## EXCERPTED RECORDS
-*-*-
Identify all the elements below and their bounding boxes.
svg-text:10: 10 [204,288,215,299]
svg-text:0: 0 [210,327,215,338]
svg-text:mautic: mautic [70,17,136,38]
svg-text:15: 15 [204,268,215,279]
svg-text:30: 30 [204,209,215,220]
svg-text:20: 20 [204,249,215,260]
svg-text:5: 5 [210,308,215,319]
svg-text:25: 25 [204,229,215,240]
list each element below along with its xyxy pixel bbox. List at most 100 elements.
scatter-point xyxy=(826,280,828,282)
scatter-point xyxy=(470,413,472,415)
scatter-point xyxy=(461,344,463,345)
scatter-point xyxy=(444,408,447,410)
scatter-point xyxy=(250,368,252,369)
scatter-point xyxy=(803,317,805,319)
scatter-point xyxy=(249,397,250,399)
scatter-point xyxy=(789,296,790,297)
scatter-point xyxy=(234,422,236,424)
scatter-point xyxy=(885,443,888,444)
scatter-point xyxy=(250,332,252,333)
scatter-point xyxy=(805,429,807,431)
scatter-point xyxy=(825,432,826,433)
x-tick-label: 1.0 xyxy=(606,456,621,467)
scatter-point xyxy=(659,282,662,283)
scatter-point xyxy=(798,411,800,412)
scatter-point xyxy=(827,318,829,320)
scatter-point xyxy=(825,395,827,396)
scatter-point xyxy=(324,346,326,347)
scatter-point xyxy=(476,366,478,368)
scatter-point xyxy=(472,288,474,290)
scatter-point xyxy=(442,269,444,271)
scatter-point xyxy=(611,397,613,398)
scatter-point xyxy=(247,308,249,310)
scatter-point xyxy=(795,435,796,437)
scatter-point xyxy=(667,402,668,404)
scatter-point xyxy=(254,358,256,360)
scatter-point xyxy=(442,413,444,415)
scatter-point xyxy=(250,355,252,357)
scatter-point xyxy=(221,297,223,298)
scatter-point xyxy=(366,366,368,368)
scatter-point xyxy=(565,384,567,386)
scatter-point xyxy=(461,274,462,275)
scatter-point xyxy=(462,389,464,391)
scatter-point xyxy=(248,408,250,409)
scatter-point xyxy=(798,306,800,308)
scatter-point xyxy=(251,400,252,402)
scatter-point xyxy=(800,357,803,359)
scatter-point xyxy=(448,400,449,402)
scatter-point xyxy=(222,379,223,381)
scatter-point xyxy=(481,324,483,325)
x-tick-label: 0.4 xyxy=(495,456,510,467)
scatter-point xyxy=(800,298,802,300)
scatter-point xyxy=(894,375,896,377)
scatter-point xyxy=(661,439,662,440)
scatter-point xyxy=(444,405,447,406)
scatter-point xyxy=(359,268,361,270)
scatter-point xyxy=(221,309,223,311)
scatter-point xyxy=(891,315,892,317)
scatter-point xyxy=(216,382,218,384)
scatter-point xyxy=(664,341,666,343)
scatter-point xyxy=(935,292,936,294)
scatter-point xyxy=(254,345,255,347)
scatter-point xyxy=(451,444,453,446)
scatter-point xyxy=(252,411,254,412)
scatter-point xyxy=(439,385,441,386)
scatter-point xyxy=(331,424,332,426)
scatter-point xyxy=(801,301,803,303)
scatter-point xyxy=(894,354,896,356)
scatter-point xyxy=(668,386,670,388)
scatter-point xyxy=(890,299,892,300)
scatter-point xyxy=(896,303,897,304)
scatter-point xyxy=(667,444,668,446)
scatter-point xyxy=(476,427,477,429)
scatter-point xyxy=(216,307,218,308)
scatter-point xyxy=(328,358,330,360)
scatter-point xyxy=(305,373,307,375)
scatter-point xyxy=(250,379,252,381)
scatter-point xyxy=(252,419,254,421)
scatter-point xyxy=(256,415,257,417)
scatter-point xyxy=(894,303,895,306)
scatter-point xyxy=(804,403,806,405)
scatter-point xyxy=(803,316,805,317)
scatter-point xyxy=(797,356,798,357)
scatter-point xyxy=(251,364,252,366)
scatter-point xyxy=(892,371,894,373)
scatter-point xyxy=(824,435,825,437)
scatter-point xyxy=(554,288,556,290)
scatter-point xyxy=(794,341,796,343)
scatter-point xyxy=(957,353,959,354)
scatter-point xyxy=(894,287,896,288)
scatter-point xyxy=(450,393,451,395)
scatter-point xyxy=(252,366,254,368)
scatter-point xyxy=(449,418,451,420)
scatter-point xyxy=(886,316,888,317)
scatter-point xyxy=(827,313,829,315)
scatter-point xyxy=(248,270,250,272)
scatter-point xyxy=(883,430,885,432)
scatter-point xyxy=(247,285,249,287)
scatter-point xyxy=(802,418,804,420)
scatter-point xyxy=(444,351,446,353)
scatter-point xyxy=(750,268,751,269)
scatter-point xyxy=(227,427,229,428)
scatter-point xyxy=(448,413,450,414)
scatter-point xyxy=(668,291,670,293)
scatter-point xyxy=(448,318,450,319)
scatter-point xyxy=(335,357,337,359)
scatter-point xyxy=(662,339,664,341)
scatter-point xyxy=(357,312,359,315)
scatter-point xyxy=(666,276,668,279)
-*-*-
## TASK TO CARRY OUT
Please repeat every one of the items above, swapping each "scatter-point" for "data-point" and leaving everything else unchanged.

## ANSWER FOR THE TASK
Identify all the elements below and their bounding boxes.
svg-text:10: 10 [204,288,215,299]
svg-text:0: 0 [210,327,215,338]
svg-text:mautic: mautic [70,17,136,38]
svg-text:15: 15 [204,268,215,279]
svg-text:30: 30 [204,209,215,220]
svg-text:20: 20 [204,249,215,260]
svg-text:5: 5 [210,308,215,319]
svg-text:25: 25 [204,229,215,240]
list each element below along with its xyxy pixel bbox. List at most 100 elements.
data-point xyxy=(826,280,828,282)
data-point xyxy=(470,413,472,415)
data-point xyxy=(461,344,463,345)
data-point xyxy=(444,408,447,410)
data-point xyxy=(250,368,252,369)
data-point xyxy=(803,317,805,319)
data-point xyxy=(249,397,250,399)
data-point xyxy=(789,296,790,297)
data-point xyxy=(234,422,236,424)
data-point xyxy=(885,443,888,444)
data-point xyxy=(250,332,252,333)
data-point xyxy=(805,429,807,431)
data-point xyxy=(825,432,826,433)
x-tick-label: 1.0 xyxy=(606,456,621,467)
data-point xyxy=(659,282,662,283)
data-point xyxy=(798,411,800,412)
data-point xyxy=(827,318,829,320)
data-point xyxy=(825,395,827,396)
data-point xyxy=(324,346,326,347)
data-point xyxy=(476,366,478,368)
data-point xyxy=(472,288,474,290)
data-point xyxy=(442,269,444,271)
data-point xyxy=(611,397,613,398)
data-point xyxy=(247,308,249,310)
data-point xyxy=(795,435,796,437)
data-point xyxy=(667,402,668,404)
data-point xyxy=(254,358,256,360)
data-point xyxy=(442,413,444,415)
data-point xyxy=(250,355,252,357)
data-point xyxy=(221,297,223,298)
data-point xyxy=(366,366,368,368)
data-point xyxy=(565,384,567,386)
data-point xyxy=(461,274,462,275)
data-point xyxy=(462,389,464,391)
data-point xyxy=(248,408,250,409)
data-point xyxy=(798,306,800,308)
data-point xyxy=(251,400,252,402)
data-point xyxy=(800,357,803,359)
data-point xyxy=(448,400,449,402)
data-point xyxy=(222,379,223,381)
data-point xyxy=(481,324,483,325)
x-tick-label: 0.4 xyxy=(495,456,510,467)
data-point xyxy=(800,298,802,300)
data-point xyxy=(894,375,896,377)
data-point xyxy=(661,439,662,440)
data-point xyxy=(444,405,447,406)
data-point xyxy=(359,268,361,270)
data-point xyxy=(221,309,223,311)
data-point xyxy=(891,315,892,317)
data-point xyxy=(216,382,218,384)
data-point xyxy=(664,341,666,343)
data-point xyxy=(935,292,936,294)
data-point xyxy=(254,345,255,347)
data-point xyxy=(451,444,453,446)
data-point xyxy=(252,411,254,412)
data-point xyxy=(439,385,441,386)
data-point xyxy=(331,424,332,426)
data-point xyxy=(801,301,803,303)
data-point xyxy=(894,354,896,356)
data-point xyxy=(668,386,670,388)
data-point xyxy=(890,299,892,300)
data-point xyxy=(896,303,897,304)
data-point xyxy=(667,444,668,446)
data-point xyxy=(476,427,477,429)
data-point xyxy=(216,307,218,308)
data-point xyxy=(328,358,330,360)
data-point xyxy=(305,373,307,375)
data-point xyxy=(250,379,252,381)
data-point xyxy=(252,419,254,421)
data-point xyxy=(256,415,257,417)
data-point xyxy=(894,303,895,306)
data-point xyxy=(804,403,806,405)
data-point xyxy=(803,316,805,317)
data-point xyxy=(797,356,798,357)
data-point xyxy=(251,364,252,366)
data-point xyxy=(892,371,894,373)
data-point xyxy=(824,435,825,437)
data-point xyxy=(554,288,556,290)
data-point xyxy=(794,341,796,343)
data-point xyxy=(957,353,959,354)
data-point xyxy=(894,287,896,288)
data-point xyxy=(450,393,451,395)
data-point xyxy=(252,366,254,368)
data-point xyxy=(449,418,451,420)
data-point xyxy=(886,316,888,317)
data-point xyxy=(827,313,829,315)
data-point xyxy=(248,270,250,272)
data-point xyxy=(883,430,885,432)
data-point xyxy=(247,285,249,287)
data-point xyxy=(802,418,804,420)
data-point xyxy=(444,351,446,353)
data-point xyxy=(750,268,751,269)
data-point xyxy=(227,427,229,428)
data-point xyxy=(448,413,450,414)
data-point xyxy=(668,291,670,293)
data-point xyxy=(448,318,450,319)
data-point xyxy=(335,357,337,359)
data-point xyxy=(662,339,664,341)
data-point xyxy=(357,312,359,315)
data-point xyxy=(666,276,668,279)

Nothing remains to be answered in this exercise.